Records supplied:
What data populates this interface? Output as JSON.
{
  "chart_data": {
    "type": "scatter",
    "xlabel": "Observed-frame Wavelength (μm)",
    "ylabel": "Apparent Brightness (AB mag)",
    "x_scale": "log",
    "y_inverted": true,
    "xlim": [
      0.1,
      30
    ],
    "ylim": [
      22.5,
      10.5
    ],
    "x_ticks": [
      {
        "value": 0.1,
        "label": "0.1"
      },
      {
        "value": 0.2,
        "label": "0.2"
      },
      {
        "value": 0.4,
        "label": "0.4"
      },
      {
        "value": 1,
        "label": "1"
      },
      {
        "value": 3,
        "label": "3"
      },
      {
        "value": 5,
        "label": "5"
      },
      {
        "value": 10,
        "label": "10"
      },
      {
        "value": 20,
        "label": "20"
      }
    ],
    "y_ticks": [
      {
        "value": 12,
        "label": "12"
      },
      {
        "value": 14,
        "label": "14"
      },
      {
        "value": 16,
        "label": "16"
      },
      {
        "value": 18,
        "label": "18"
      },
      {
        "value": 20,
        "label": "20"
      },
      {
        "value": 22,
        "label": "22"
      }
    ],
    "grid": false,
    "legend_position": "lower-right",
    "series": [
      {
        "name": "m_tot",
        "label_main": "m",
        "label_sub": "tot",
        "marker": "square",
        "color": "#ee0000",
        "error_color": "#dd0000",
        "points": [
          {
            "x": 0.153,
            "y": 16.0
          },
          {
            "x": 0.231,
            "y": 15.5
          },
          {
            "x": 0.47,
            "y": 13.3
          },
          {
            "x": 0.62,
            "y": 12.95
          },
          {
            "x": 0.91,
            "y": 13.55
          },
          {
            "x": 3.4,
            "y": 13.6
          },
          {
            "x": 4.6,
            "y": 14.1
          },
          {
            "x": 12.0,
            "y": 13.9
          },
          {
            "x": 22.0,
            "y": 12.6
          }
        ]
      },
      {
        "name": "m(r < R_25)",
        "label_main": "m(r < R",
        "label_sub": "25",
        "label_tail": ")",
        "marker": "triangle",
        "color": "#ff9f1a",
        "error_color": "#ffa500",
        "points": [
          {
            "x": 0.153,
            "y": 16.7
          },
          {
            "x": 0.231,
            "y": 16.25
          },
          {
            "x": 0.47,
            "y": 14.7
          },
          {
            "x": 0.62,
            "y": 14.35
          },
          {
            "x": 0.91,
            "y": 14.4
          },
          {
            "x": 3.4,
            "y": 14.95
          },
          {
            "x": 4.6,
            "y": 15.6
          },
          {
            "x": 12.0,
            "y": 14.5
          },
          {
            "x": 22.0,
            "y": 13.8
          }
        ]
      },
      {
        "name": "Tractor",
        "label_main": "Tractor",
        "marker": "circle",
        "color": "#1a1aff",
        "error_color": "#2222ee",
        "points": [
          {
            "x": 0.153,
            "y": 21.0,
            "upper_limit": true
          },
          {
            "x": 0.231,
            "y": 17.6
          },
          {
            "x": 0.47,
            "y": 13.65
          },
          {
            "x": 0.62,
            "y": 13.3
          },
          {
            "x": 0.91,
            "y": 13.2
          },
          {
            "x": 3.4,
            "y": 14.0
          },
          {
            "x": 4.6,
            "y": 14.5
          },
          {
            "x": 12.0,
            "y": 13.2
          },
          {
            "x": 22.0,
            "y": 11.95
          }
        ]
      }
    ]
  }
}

--

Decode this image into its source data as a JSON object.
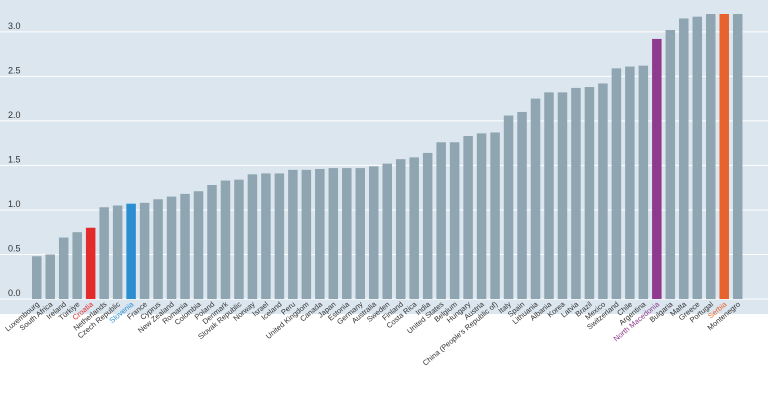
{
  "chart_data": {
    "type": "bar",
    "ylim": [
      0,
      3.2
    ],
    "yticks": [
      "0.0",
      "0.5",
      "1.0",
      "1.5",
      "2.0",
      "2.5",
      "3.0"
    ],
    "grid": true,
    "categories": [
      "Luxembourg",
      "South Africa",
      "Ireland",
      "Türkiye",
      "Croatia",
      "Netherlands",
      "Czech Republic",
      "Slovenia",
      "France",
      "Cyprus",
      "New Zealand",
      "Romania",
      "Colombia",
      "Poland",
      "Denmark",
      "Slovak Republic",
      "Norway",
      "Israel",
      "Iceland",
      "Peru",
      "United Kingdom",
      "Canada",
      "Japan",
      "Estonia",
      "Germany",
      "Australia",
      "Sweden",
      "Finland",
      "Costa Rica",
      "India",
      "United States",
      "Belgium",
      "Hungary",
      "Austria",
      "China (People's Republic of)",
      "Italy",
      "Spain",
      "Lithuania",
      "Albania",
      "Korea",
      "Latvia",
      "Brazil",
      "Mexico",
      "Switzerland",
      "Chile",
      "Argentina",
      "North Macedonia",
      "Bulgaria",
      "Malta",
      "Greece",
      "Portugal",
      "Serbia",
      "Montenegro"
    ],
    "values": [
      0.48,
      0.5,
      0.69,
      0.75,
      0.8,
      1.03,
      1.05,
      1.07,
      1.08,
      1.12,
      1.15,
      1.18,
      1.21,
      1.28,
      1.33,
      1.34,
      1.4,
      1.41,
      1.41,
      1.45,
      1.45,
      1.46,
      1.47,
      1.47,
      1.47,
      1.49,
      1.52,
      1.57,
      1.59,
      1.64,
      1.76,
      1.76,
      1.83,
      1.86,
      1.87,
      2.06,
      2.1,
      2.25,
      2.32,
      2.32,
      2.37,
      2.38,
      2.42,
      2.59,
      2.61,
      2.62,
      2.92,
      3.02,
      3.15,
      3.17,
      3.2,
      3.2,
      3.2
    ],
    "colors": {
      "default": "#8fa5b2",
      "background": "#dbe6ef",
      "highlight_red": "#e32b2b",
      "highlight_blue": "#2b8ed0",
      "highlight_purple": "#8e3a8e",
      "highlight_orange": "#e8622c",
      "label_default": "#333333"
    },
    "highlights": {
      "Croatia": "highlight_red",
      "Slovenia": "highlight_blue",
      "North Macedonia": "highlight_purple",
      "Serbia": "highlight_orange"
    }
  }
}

What you should do: Pull every line containing "this" from the data.

Response to the exercise:
What data populates this interface? Output as JSON.
Decode this image into its source data as a JSON object.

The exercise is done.